(Data items):
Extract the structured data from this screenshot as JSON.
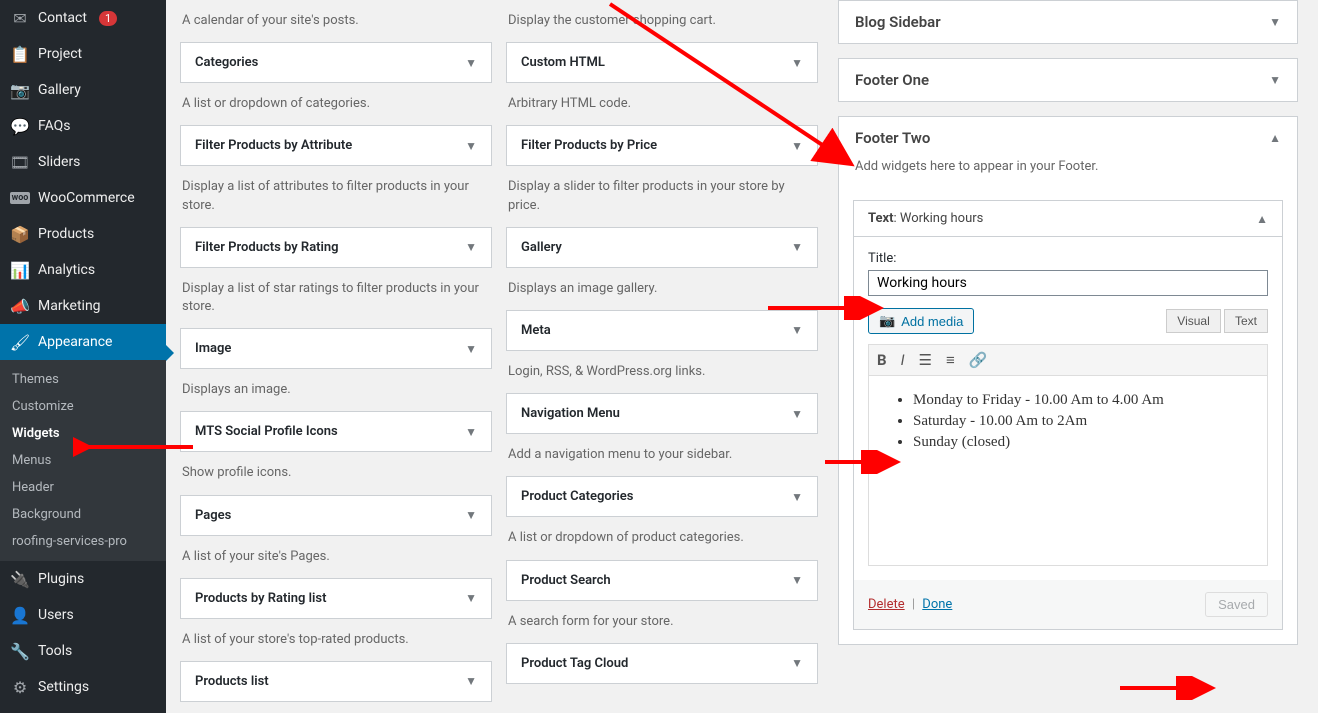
{
  "sidebar": {
    "items": [
      {
        "icon": "✉",
        "label": "Contact",
        "badge": "1"
      },
      {
        "icon": "📋",
        "label": "Project"
      },
      {
        "icon": "📷",
        "label": "Gallery"
      },
      {
        "icon": "💬",
        "label": "FAQs"
      },
      {
        "icon": "🎞",
        "label": "Sliders"
      },
      {
        "icon": "woo",
        "label": "WooCommerce"
      },
      {
        "icon": "📦",
        "label": "Products"
      },
      {
        "icon": "📊",
        "label": "Analytics"
      },
      {
        "icon": "📣",
        "label": "Marketing"
      },
      {
        "icon": "🖌",
        "label": "Appearance",
        "active": true
      },
      {
        "icon": "🔌",
        "label": "Plugins"
      },
      {
        "icon": "👤",
        "label": "Users"
      },
      {
        "icon": "🔧",
        "label": "Tools"
      },
      {
        "icon": "⚙",
        "label": "Settings"
      }
    ],
    "submenu": [
      "Themes",
      "Customize",
      "Widgets",
      "Menus",
      "Header",
      "Background",
      "roofing-services-pro"
    ],
    "submenu_current": "Widgets"
  },
  "available_widgets": {
    "col1": [
      {
        "desc": "A calendar of your site's posts.",
        "title": "Categories"
      },
      {
        "desc": "A list or dropdown of categories.",
        "title": "Filter Products by Attribute"
      },
      {
        "desc": "Display a list of attributes to filter products in your store.",
        "title": "Filter Products by Rating"
      },
      {
        "desc": "Display a list of star ratings to filter products in your store.",
        "title": "Image"
      },
      {
        "desc": "Displays an image.",
        "title": "MTS Social Profile Icons"
      },
      {
        "desc": "Show profile icons.",
        "title": "Pages"
      },
      {
        "desc": "A list of your site's Pages.",
        "title": "Products by Rating list"
      },
      {
        "desc": "A list of your store's top-rated products.",
        "title": "Products list"
      }
    ],
    "col2": [
      {
        "desc": "Display the customer shopping cart.",
        "title": "Custom HTML"
      },
      {
        "desc": "Arbitrary HTML code.",
        "title": "Filter Products by Price"
      },
      {
        "desc": "Display a slider to filter products in your store by price.",
        "title": "Gallery"
      },
      {
        "desc": "Displays an image gallery.",
        "title": "Meta"
      },
      {
        "desc": "Login, RSS, & WordPress.org links.",
        "title": "Navigation Menu"
      },
      {
        "desc": "Add a navigation menu to your sidebar.",
        "title": "Product Categories"
      },
      {
        "desc": "A list or dropdown of product categories.",
        "title": "Product Search"
      },
      {
        "desc": "A search form for your store.",
        "title": "Product Tag Cloud"
      }
    ]
  },
  "widget_areas": {
    "blog_sidebar": "Blog Sidebar",
    "footer_one": "Footer One",
    "footer_two": "Footer Two",
    "footer_two_desc": "Add widgets here to appear in your Footer."
  },
  "text_widget": {
    "header_prefix": "Text",
    "header_suffix": ": Working hours",
    "title_label": "Title:",
    "title_value": "Working hours",
    "add_media": "Add media",
    "tabs": {
      "visual": "Visual",
      "text": "Text"
    },
    "content": [
      "Monday to Friday - 10.00 Am to 4.00 Am",
      "Saturday - 10.00 Am to  2Am",
      "Sunday (closed)"
    ],
    "delete": "Delete",
    "done": "Done",
    "saved": "Saved"
  },
  "colors": {
    "accent": "#0073aa",
    "red_arrow": "#ff0000"
  }
}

(Direction):
From the data above, copy each line that holds "site".

(Task solution):
        "desc": "A calendar of your site's posts.",
        "desc": "A list of your site's Pages.",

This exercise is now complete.